### [YOUR TASK]
Which lines of the records contain "changed"? Collect every one of them.

### [AVAILABLE RECORDS]
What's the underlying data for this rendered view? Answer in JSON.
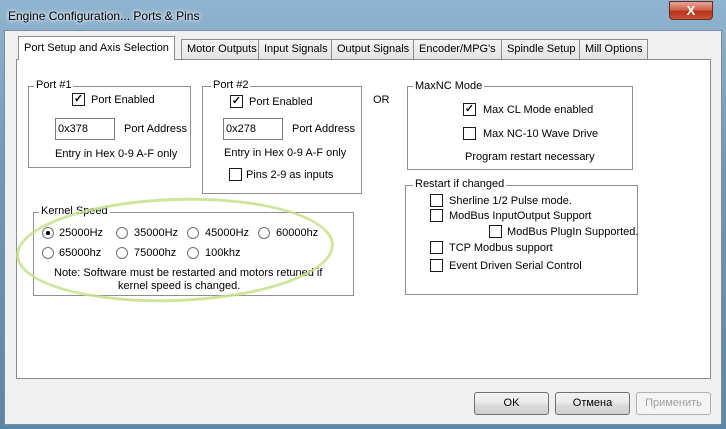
{
  "window": {
    "title": "Engine Configuration... Ports & Pins",
    "close_glyph": "X"
  },
  "tabs": [
    {
      "label": "Port Setup and Axis Selection",
      "active": true
    },
    {
      "label": "Motor Outputs"
    },
    {
      "label": "Input Signals"
    },
    {
      "label": "Output Signals"
    },
    {
      "label": "Encoder/MPG's"
    },
    {
      "label": "Spindle Setup"
    },
    {
      "label": "Mill Options"
    }
  ],
  "port1": {
    "title": "Port #1",
    "enabled_label": "Port Enabled",
    "enabled": true,
    "address_value": "0x378",
    "address_label": "Port Address",
    "hint": "Entry in Hex 0-9 A-F only"
  },
  "port2": {
    "title": "Port #2",
    "enabled_label": "Port Enabled",
    "enabled": true,
    "address_value": "0x278",
    "address_label": "Port Address",
    "hint": "Entry in Hex 0-9 A-F only",
    "pins_label": "Pins 2-9 as inputs",
    "pins_checked": false
  },
  "or_label": "OR",
  "maxnc": {
    "title": "MaxNC Mode",
    "cl_label": "Max CL Mode enabled",
    "cl_checked": true,
    "wave_label": "Max NC-10 Wave Drive",
    "wave_checked": false,
    "note": "Program restart necessary"
  },
  "restart": {
    "title": "Restart if changed",
    "sherline": "Sherline 1/2 Pulse mode.",
    "modbus_io": "ModBus InputOutput Support",
    "modbus_plugin": "ModBus PlugIn Supported.",
    "tcp_modbus": "TCP Modbus support",
    "event_serial": "Event Driven Serial Control"
  },
  "kernel": {
    "title": "Kernel Speed",
    "options": [
      "25000Hz",
      "35000Hz",
      "45000Hz",
      "60000hz",
      "65000hz",
      "75000hz",
      "100khz"
    ],
    "selected": "25000Hz",
    "note_line1": "Note: Software must be restarted and motors retuned if",
    "note_line2": "kernel speed is changed."
  },
  "buttons": {
    "ok": "OK",
    "cancel": "Отмена",
    "apply": "Применить"
  },
  "colors": {
    "highlight": "#c6e28a",
    "close": "#c9533a"
  }
}
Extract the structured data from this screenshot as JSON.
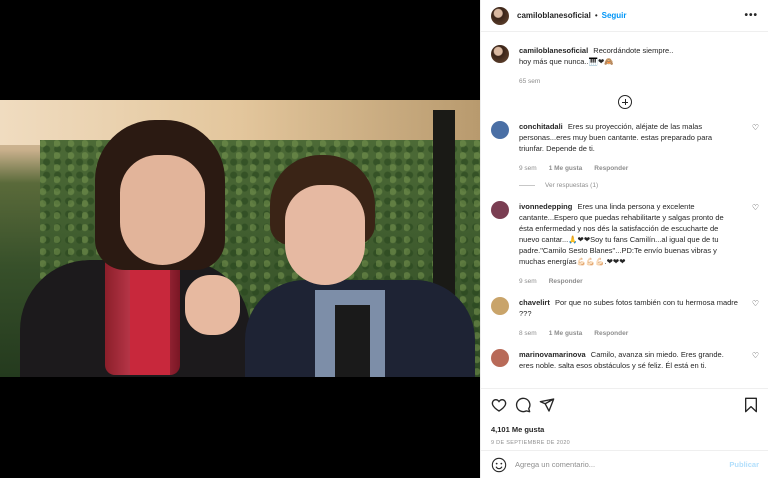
{
  "post": {
    "username": "camiloblanesoficial",
    "follow_label": "Seguir",
    "more_label": "•••",
    "caption": "Recordándote siempre..",
    "caption_line2": "hoy más que nunca..",
    "caption_emoji": "🎹❤🙈",
    "caption_time": "65 sem"
  },
  "comments": [
    {
      "user": "conchitadali",
      "text": "Eres su proyección, aléjate de las malas personas...eres muy buen cantante. estas preparado para triunfar. Depende de ti.",
      "time": "9 sem",
      "likes": "1 Me gusta",
      "reply": "Responder",
      "view_replies": "Ver respuestas (1)",
      "avatar_color": "#4a6fa5"
    },
    {
      "user": "ivonnedepping",
      "text": "Eres una linda persona y excelente cantante...Espero que puedas rehabilitarte y salgas pronto de ésta enfermedad y nos dés la satisfacción de escucharte de nuevo cantar...🙏❤❤Soy tu fans Camilín...al igual que de tu padre.\"Camilo Sesto Blanes\"...PD:Te envío buenas vibras y muchas energías💪🏻💪🏻💪🏻.❤❤❤",
      "time": "9 sem",
      "reply": "Responder",
      "avatar_color": "#7a3e52"
    },
    {
      "user": "chavelirt",
      "text": "Por que no subes fotos también con tu hermosa madre ???",
      "time": "8 sem",
      "likes": "1 Me gusta",
      "reply": "Responder",
      "avatar_color": "#c9a46a"
    },
    {
      "user": "marinovamarinova",
      "text": "Camilo, avanza sin miedo. Eres grande. eres noble. salta esos obstáculos y sé feliz. Él está en ti.",
      "avatar_color": "#b86a58"
    }
  ],
  "actions": {
    "likes": "4,101 Me gusta",
    "date": "9 DE SEPTIEMBRE DE 2020",
    "add_comment_placeholder": "Agrega un comentario...",
    "publish_label": "Publicar"
  }
}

### [EXERCISE ANSWER]
    "title": "Restart if changed",
    "note_line2": "kernel speed is changed."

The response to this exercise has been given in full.